• _DESCRIPTION OF THE TASK_
Your task is to extract every entry that follows word for word while excluding the pictures.

[Data records]
>> Start
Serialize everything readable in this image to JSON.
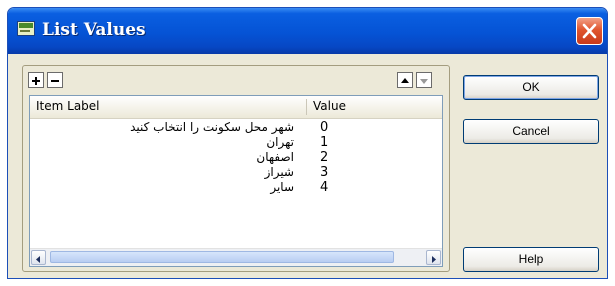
{
  "window": {
    "title": "List Values"
  },
  "toolbar": {
    "add_icon": "plus-icon",
    "remove_icon": "minus-icon",
    "move_up_icon": "arrow-up-icon",
    "move_down_icon": "arrow-down-icon"
  },
  "list": {
    "columns": [
      "Item Label",
      "Value"
    ],
    "rows": [
      {
        "label": "شهر محل سکونت را انتخاب کنید",
        "value": "0"
      },
      {
        "label": "تهران",
        "value": "1"
      },
      {
        "label": "اصفهان",
        "value": "2"
      },
      {
        "label": "شیراز",
        "value": "3"
      },
      {
        "label": "سایر",
        "value": "4"
      }
    ]
  },
  "buttons": {
    "ok": "OK",
    "cancel": "Cancel",
    "help": "Help"
  },
  "colors": {
    "titlebar": "#0553d5",
    "face": "#ece9d8",
    "close": "#e0562f"
  }
}
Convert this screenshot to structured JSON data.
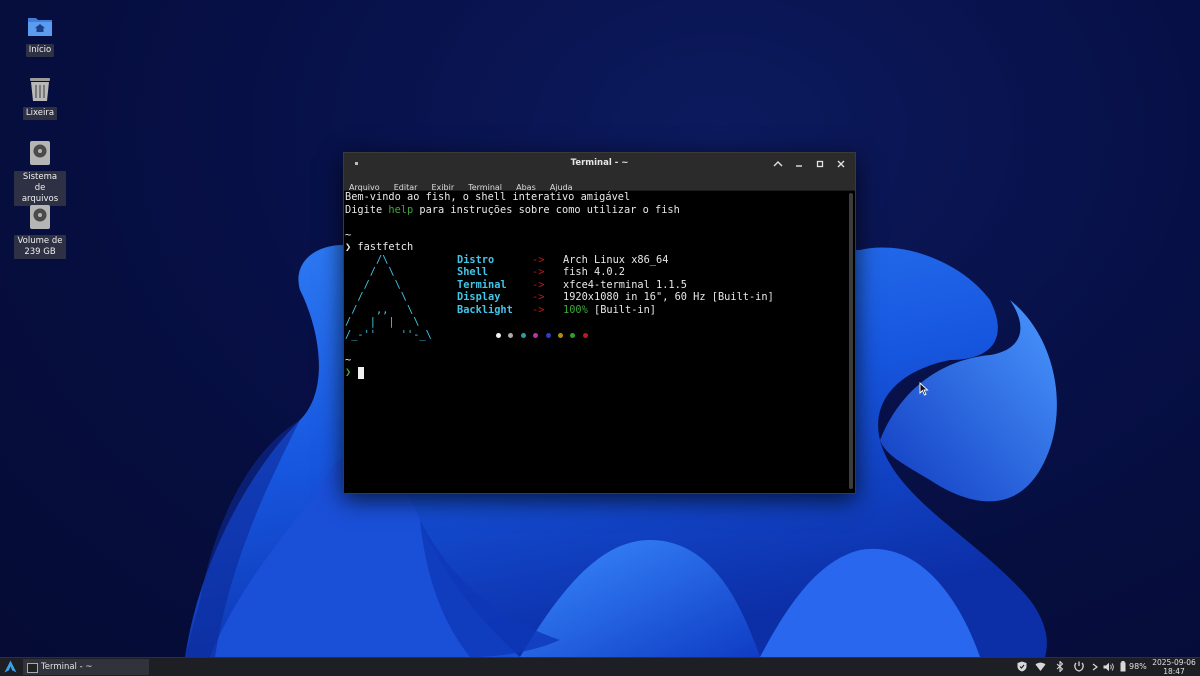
{
  "desktop": {
    "icons": [
      {
        "label": "Início",
        "icon": "home-folder-icon"
      },
      {
        "label": "Lixeira",
        "icon": "trash-icon"
      },
      {
        "label": "Sistema de arquivos",
        "icon": "drive-icon"
      },
      {
        "label": "Volume de 239 GB",
        "icon": "drive-icon"
      }
    ]
  },
  "window": {
    "title": "Terminal - ~",
    "menu": [
      "Arquivo",
      "Editar",
      "Exibir",
      "Terminal",
      "Abas",
      "Ajuda"
    ],
    "buttons": [
      "shade-icon",
      "minimize-icon",
      "maximize-icon",
      "close-icon"
    ]
  },
  "terminal": {
    "welcome_line": "Bem-vindo ao fish, o shell interativo amigável",
    "help_line_prefix": "Digite ",
    "help_word": "help",
    "help_line_suffix": " para instruções sobre como utilizar o fish",
    "tilde": "~",
    "prompt_symbol": "❯",
    "command": "fastfetch",
    "ascii_logo": [
      "     /\\",
      "    /  \\",
      "   /    \\",
      "  /      \\",
      " /   ,,   \\",
      "/   |  |   \\",
      "/_-''    ''-_\\"
    ],
    "info": [
      {
        "key": "Distro",
        "arrow": "->",
        "value": "Arch Linux x86_64"
      },
      {
        "key": "Shell",
        "arrow": "->",
        "value": "fish 4.0.2"
      },
      {
        "key": "Terminal",
        "arrow": "->",
        "value": "xfce4-terminal 1.1.5"
      },
      {
        "key": "Display",
        "arrow": "->",
        "value": "1920x1080 in 16\", 60 Hz [Built-in]"
      },
      {
        "key": "Backlight",
        "arrow": "->",
        "value_highlight": "100%",
        "value": " [Built-in]"
      }
    ],
    "palette": [
      "#f2f2f2",
      "#aaaaaa",
      "#2aa198",
      "#c030a8",
      "#2a3ec8",
      "#b08a20",
      "#2e9e2e",
      "#b81c1c"
    ]
  },
  "taskbar": {
    "start_icon": "arch-logo-icon",
    "task_label": "Terminal - ~",
    "tray_icons": [
      "shield-icon",
      "wifi-icon",
      "bluetooth-icon",
      "power-profile-icon",
      "chevron-right-icon",
      "volume-icon",
      "battery-icon"
    ],
    "battery": "98%",
    "date": "2025-09-06",
    "time": "18:47"
  },
  "colors": {
    "terminal_bg": "#000000",
    "cyan": "#43c6e8",
    "green": "#3ea53e",
    "arrow_red": "#b21e1e"
  }
}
>> End
• _COMPLETED TASK_
Serialize everything readable in this image to JSON.
{
  "window": {
    "title": "List Values"
  },
  "toolbar": {
    "add_icon": "plus-icon",
    "remove_icon": "minus-icon",
    "move_up_icon": "arrow-up-icon",
    "move_down_icon": "arrow-down-icon"
  },
  "list": {
    "columns": [
      "Item Label",
      "Value"
    ],
    "rows": [
      {
        "label": "شهر محل سکونت را انتخاب کنید",
        "value": "0"
      },
      {
        "label": "تهران",
        "value": "1"
      },
      {
        "label": "اصفهان",
        "value": "2"
      },
      {
        "label": "شیراز",
        "value": "3"
      },
      {
        "label": "سایر",
        "value": "4"
      }
    ]
  },
  "buttons": {
    "ok": "OK",
    "cancel": "Cancel",
    "help": "Help"
  },
  "colors": {
    "titlebar": "#0553d5",
    "face": "#ece9d8",
    "close": "#e0562f"
  }
}
Convert this screenshot to structured JSON data.
{
  "desktop": {
    "icons": [
      {
        "label": "Início",
        "icon": "home-folder-icon"
      },
      {
        "label": "Lixeira",
        "icon": "trash-icon"
      },
      {
        "label": "Sistema de arquivos",
        "icon": "drive-icon"
      },
      {
        "label": "Volume de 239 GB",
        "icon": "drive-icon"
      }
    ]
  },
  "window": {
    "title": "Terminal - ~",
    "menu": [
      "Arquivo",
      "Editar",
      "Exibir",
      "Terminal",
      "Abas",
      "Ajuda"
    ],
    "buttons": [
      "shade-icon",
      "minimize-icon",
      "maximize-icon",
      "close-icon"
    ]
  },
  "terminal": {
    "welcome_line": "Bem-vindo ao fish, o shell interativo amigável",
    "help_line_prefix": "Digite ",
    "help_word": "help",
    "help_line_suffix": " para instruções sobre como utilizar o fish",
    "tilde": "~",
    "prompt_symbol": "❯",
    "command": "fastfetch",
    "ascii_logo": [
      "     /\\",
      "    /  \\",
      "   /    \\",
      "  /      \\",
      " /   ,,   \\",
      "/   |  |   \\",
      "/_-''    ''-_\\"
    ],
    "info": [
      {
        "key": "Distro",
        "arrow": "->",
        "value": "Arch Linux x86_64"
      },
      {
        "key": "Shell",
        "arrow": "->",
        "value": "fish 4.0.2"
      },
      {
        "key": "Terminal",
        "arrow": "->",
        "value": "xfce4-terminal 1.1.5"
      },
      {
        "key": "Display",
        "arrow": "->",
        "value": "1920x1080 in 16\", 60 Hz [Built-in]"
      },
      {
        "key": "Backlight",
        "arrow": "->",
        "value_highlight": "100%",
        "value": " [Built-in]"
      }
    ],
    "palette": [
      "#f2f2f2",
      "#aaaaaa",
      "#2aa198",
      "#c030a8",
      "#2a3ec8",
      "#b08a20",
      "#2e9e2e",
      "#b81c1c"
    ]
  },
  "taskbar": {
    "start_icon": "arch-logo-icon",
    "task_label": "Terminal - ~",
    "tray_icons": [
      "shield-icon",
      "wifi-icon",
      "bluetooth-icon",
      "power-profile-icon",
      "chevron-right-icon",
      "volume-icon",
      "battery-icon"
    ],
    "battery": "98%",
    "date": "2025-09-06",
    "time": "18:47"
  },
  "colors": {
    "terminal_bg": "#000000",
    "cyan": "#43c6e8",
    "green": "#3ea53e",
    "arrow_red": "#b21e1e"
  }
}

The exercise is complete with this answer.